> [WHAT TO DO]:
Give each line of the layout coordinate data below as a row in a Markdown table with the columns Number and Record line, numbering rows in order and leaving out any blank lines.

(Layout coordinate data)
:::::
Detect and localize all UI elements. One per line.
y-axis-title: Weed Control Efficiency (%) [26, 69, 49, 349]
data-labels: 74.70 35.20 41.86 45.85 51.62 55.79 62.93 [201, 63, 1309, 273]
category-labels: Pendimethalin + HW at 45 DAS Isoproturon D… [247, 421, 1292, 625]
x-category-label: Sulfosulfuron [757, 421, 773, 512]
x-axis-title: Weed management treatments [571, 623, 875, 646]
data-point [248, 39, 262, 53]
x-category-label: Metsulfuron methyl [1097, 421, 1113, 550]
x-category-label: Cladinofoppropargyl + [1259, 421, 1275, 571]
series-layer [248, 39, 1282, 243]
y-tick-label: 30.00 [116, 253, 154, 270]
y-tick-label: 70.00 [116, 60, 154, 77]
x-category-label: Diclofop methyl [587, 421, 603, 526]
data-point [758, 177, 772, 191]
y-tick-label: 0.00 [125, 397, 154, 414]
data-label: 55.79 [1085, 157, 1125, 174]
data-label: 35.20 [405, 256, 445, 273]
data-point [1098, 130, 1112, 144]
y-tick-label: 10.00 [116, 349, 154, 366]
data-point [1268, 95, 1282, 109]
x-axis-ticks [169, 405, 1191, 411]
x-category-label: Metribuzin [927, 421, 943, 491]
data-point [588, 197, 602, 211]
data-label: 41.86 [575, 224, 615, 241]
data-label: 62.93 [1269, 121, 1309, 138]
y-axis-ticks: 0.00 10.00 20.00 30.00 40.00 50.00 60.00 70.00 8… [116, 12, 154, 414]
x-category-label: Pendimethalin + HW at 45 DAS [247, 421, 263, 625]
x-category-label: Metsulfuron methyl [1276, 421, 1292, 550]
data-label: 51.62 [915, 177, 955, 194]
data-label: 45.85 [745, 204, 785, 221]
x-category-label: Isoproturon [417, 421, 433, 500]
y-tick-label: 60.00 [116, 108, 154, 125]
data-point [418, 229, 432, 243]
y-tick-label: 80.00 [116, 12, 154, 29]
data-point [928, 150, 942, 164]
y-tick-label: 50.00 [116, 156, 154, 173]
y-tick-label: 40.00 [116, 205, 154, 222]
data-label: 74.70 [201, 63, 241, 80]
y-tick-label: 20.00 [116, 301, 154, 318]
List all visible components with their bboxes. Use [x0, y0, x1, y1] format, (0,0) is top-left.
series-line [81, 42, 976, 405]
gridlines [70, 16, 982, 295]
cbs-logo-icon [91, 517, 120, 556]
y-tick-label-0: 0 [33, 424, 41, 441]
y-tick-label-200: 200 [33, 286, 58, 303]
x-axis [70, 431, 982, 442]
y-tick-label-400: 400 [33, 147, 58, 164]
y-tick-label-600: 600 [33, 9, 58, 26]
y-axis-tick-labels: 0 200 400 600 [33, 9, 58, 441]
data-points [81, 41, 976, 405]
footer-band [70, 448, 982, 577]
:::::
> [COMPLETED TASK]:
| Number | Record line |
|---|---|
| 1 | Detect and localize all UI elements. One per line. |
| 2 | y-axis-title: Weed Control Efficiency (%) [26, 69, 49, 349] |
| 3 | data-labels: 74.70 35.20 41.86 45.85 51.62 55.79 62.93 [201, 63, 1309, 273] |
| 4 | category-labels: Pendimethalin + HW at 45 DAS Isoproturon D… [247, 421, 1292, 625] |
| 5 | x-category-label: Sulfosulfuron [757, 421, 773, 512] |
| 6 | x-axis-title: Weed management treatments [571, 623, 875, 646] |
| 7 | data-point [248, 39, 262, 53] |
| 8 | x-category-label: Metsulfuron methyl [1097, 421, 1113, 550] |
| 9 | x-category-label: Cladinofoppropargyl + [1259, 421, 1275, 571] |
| 10 | series-layer [248, 39, 1282, 243] |
| 11 | y-tick-label: 30.00 [116, 253, 154, 270] |
| 12 | y-tick-label: 70.00 [116, 60, 154, 77] |
| 13 | x-category-label: Diclofop methyl [587, 421, 603, 526] |
| 14 | data-point [758, 177, 772, 191] |
| 15 | y-tick-label: 0.00 [125, 397, 154, 414] |
| 16 | data-label: 55.79 [1085, 157, 1125, 174] |
| 17 | data-label: 35.20 [405, 256, 445, 273] |
| 18 | data-point [1098, 130, 1112, 144] |
| 19 | y-tick-label: 10.00 [116, 349, 154, 366] |
| 20 | data-point [1268, 95, 1282, 109] |
| 21 | x-axis-ticks [169, 405, 1191, 411] |
| 22 | x-category-label: Metribuzin [927, 421, 943, 491] |
| 23 | data-point [588, 197, 602, 211] |
| 24 | data-label: 41.86 [575, 224, 615, 241] |
| 25 | data-label: 62.93 [1269, 121, 1309, 138] |
| 26 | y-axis-ticks: 0.00 10.00 20.00 30.00 40.00 50.00 60.00 70.00 8… [116, 12, 154, 414] |
| 27 | x-category-label: Pendimethalin + HW at 45 DAS [247, 421, 263, 625] |
| 28 | x-category-label: Metsulfuron methyl [1276, 421, 1292, 550] |
| 29 | data-label: 51.62 [915, 177, 955, 194] |
| 30 | data-label: 45.85 [745, 204, 785, 221] |
| 31 | x-category-label: Isoproturon [417, 421, 433, 500] |
| 32 | y-tick-label: 60.00 [116, 108, 154, 125] |
| 33 | data-point [418, 229, 432, 243] |
| 34 | y-tick-label: 80.00 [116, 12, 154, 29] |
| 35 | data-point [928, 150, 942, 164] |
| 36 | y-tick-label: 50.00 [116, 156, 154, 173] |
| 37 | y-tick-label: 40.00 [116, 205, 154, 222] |
| 38 | data-label: 74.70 [201, 63, 241, 80] |
| 39 | y-tick-label: 20.00 [116, 301, 154, 318] |
| 40 | List all visible components with their bboxes. Use [x0, y0, x1, y1] format, (0,0) is top-left. |
| 41 | series-line [81, 42, 976, 405] |
| 42 | gridlines [70, 16, 982, 295] |
| 43 | cbs-logo-icon [91, 517, 120, 556] |
| 44 | y-tick-label-0: 0 [33, 424, 41, 441] |
| 45 | y-tick-label-200: 200 [33, 286, 58, 303] |
| 46 | x-axis [70, 431, 982, 442] |
| 47 | y-tick-label-400: 400 [33, 147, 58, 164] |
| 48 | y-tick-label-600: 600 [33, 9, 58, 26] |
| 49 | y-axis-tick-labels: 0 200 400 600 [33, 9, 58, 441] |
| 50 | data-points [81, 41, 976, 405] |
| 51 | footer-band [70, 448, 982, 577] |